→ EXERCISE DESCRIPTION
Write out the material exactly, leaving every picture behind.
** start **
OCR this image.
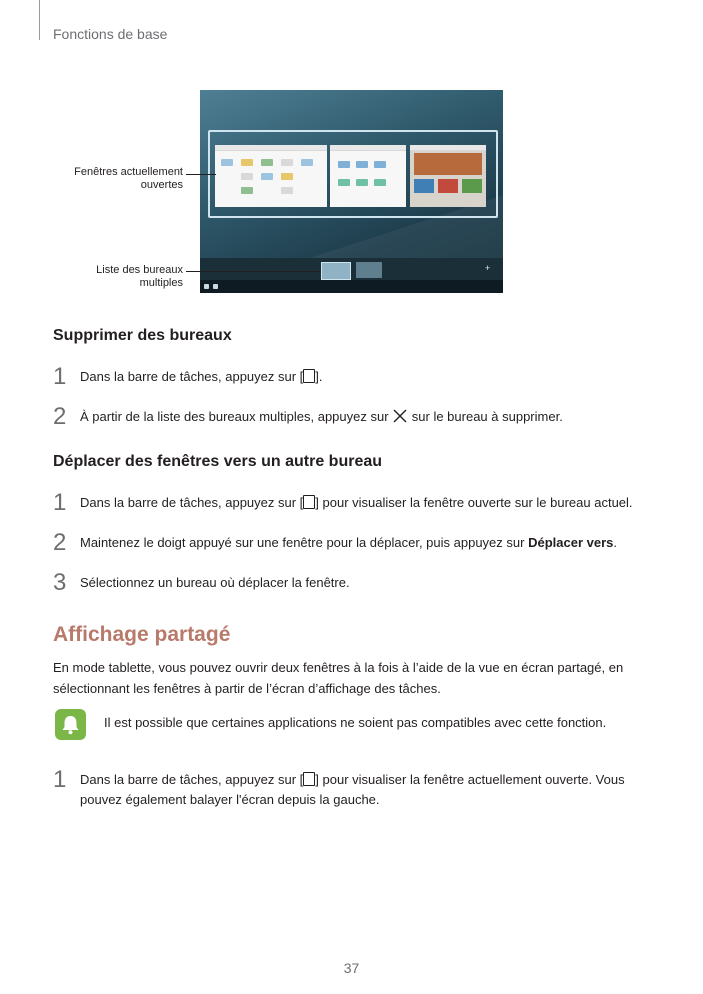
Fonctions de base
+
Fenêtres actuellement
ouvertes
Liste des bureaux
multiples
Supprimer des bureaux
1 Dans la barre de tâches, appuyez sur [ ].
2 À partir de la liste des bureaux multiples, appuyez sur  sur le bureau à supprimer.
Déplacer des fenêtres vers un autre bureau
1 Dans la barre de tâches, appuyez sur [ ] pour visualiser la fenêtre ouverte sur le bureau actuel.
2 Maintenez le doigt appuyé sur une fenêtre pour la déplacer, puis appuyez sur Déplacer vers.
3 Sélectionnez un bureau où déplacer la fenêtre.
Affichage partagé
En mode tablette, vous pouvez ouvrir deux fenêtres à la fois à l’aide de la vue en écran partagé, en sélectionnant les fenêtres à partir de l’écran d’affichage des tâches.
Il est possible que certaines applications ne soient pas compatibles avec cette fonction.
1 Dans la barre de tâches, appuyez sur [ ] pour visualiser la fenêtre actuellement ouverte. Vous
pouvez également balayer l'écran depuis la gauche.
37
** end **
→ FULL OUTPUT
OCR this image.
Fonctions de base
+
Fenêtres actuellement
ouvertes
Liste des bureaux
multiples
Supprimer des bureaux
1 Dans la barre de tâches, appuyez sur [ ].
2 À partir de la liste des bureaux multiples, appuyez sur  sur le bureau à supprimer.
Déplacer des fenêtres vers un autre bureau
1 Dans la barre de tâches, appuyez sur [ ] pour visualiser la fenêtre ouverte sur le bureau actuel.
2 Maintenez le doigt appuyé sur une fenêtre pour la déplacer, puis appuyez sur Déplacer vers.
3 Sélectionnez un bureau où déplacer la fenêtre.
Affichage partagé
En mode tablette, vous pouvez ouvrir deux fenêtres à la fois à l’aide de la vue en écran partagé, en sélectionnant les fenêtres à partir de l’écran d’affichage des tâches.
Il est possible que certaines applications ne soient pas compatibles avec cette fonction.
1 Dans la barre de tâches, appuyez sur [ ] pour visualiser la fenêtre actuellement ouverte. Vous
pouvez également balayer l'écran depuis la gauche.
37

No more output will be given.